Stored records:
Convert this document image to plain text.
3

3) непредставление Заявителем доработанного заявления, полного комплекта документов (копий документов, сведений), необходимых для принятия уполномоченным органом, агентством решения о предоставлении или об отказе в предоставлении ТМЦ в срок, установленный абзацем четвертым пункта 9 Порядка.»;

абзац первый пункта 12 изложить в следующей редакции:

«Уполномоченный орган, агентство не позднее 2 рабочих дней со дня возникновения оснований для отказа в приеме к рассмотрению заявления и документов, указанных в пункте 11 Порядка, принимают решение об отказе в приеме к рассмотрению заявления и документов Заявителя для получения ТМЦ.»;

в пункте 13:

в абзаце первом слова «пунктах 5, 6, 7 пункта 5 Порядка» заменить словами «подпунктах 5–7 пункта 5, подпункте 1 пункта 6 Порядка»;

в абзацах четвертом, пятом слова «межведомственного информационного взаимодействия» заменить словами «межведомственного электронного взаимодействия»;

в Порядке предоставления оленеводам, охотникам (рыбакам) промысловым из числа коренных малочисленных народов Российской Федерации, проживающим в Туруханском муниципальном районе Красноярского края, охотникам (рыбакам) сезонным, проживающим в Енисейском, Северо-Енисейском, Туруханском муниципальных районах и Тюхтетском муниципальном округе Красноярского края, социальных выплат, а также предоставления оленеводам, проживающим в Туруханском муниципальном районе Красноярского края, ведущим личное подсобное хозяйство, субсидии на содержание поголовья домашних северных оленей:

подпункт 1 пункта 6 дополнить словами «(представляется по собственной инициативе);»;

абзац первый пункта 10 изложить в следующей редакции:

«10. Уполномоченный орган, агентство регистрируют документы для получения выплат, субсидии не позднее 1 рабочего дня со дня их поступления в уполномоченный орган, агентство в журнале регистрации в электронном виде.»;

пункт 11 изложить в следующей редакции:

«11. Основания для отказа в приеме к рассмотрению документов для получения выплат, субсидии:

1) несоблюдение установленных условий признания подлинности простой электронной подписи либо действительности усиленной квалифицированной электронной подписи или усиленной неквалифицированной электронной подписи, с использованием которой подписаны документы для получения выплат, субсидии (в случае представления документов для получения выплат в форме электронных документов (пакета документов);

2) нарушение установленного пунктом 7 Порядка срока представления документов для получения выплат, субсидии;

Work instructions - Pull out every line in the data above that has the word "заменить".

Final result -
в абзаце первом слова «пунктах 5, 6, 7 пункта 5 Порядка» заменить словами «подпунктах 5–7 пункта 5, подпункте 1 пункта 6 Порядка»;
в абзацах четвертом, пятом слова «межведомственного информационного взаимодействия» заменить словами «межведомственного электронного взаимодействия»;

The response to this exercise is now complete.